TASK INSTRUCTIONS –
Write out each line exactly as given. Leave the pictures out of your copy.

GIVEN ENTRIES –
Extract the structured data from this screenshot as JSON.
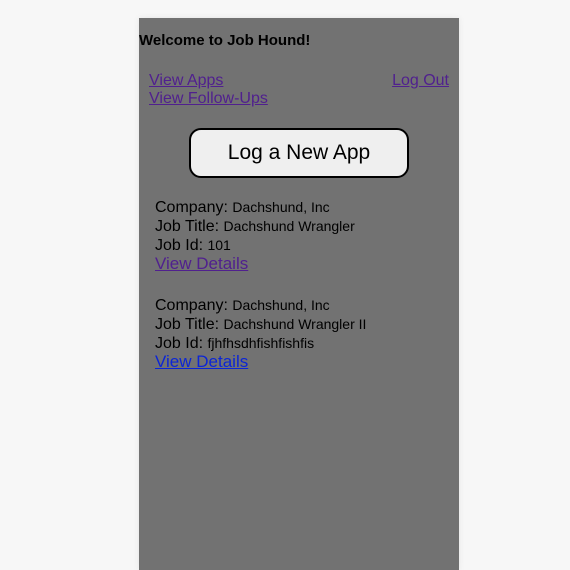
{
  "header": {
    "welcome": "Welcome to Job Hound!"
  },
  "nav": {
    "view_apps": "View Apps",
    "view_followups": "View Follow-Ups",
    "log_out": "Log Out"
  },
  "actions": {
    "log_new_app": "Log a New App"
  },
  "labels": {
    "company": "Company:",
    "job_title": "Job Title:",
    "job_id": "Job Id:",
    "view_details": "View Details"
  },
  "apps": [
    {
      "company": "Dachshund, Inc",
      "job_title": "Dachshund Wrangler",
      "job_id": "101"
    },
    {
      "company": "Dachshund, Inc",
      "job_title": "Dachshund Wrangler II",
      "job_id": "fjhfhsdhfishfishfis"
    }
  ],
  "colors": {
    "panel_bg": "#727272",
    "page_bg": "#f7f7f7",
    "link_visited": "#50208e",
    "link_unvisited": "#0b25d6"
  }
}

SOLVED EXERCISE –
Extract the structured data from this screenshot as JSON.
{
  "header": {
    "welcome": "Welcome to Job Hound!"
  },
  "nav": {
    "view_apps": "View Apps",
    "view_followups": "View Follow-Ups",
    "log_out": "Log Out"
  },
  "actions": {
    "log_new_app": "Log a New App"
  },
  "labels": {
    "company": "Company:",
    "job_title": "Job Title:",
    "job_id": "Job Id:",
    "view_details": "View Details"
  },
  "apps": [
    {
      "company": "Dachshund, Inc",
      "job_title": "Dachshund Wrangler",
      "job_id": "101"
    },
    {
      "company": "Dachshund, Inc",
      "job_title": "Dachshund Wrangler II",
      "job_id": "fjhfhsdhfishfishfis"
    }
  ],
  "colors": {
    "panel_bg": "#727272",
    "page_bg": "#f7f7f7",
    "link_visited": "#50208e",
    "link_unvisited": "#0b25d6"
  }
}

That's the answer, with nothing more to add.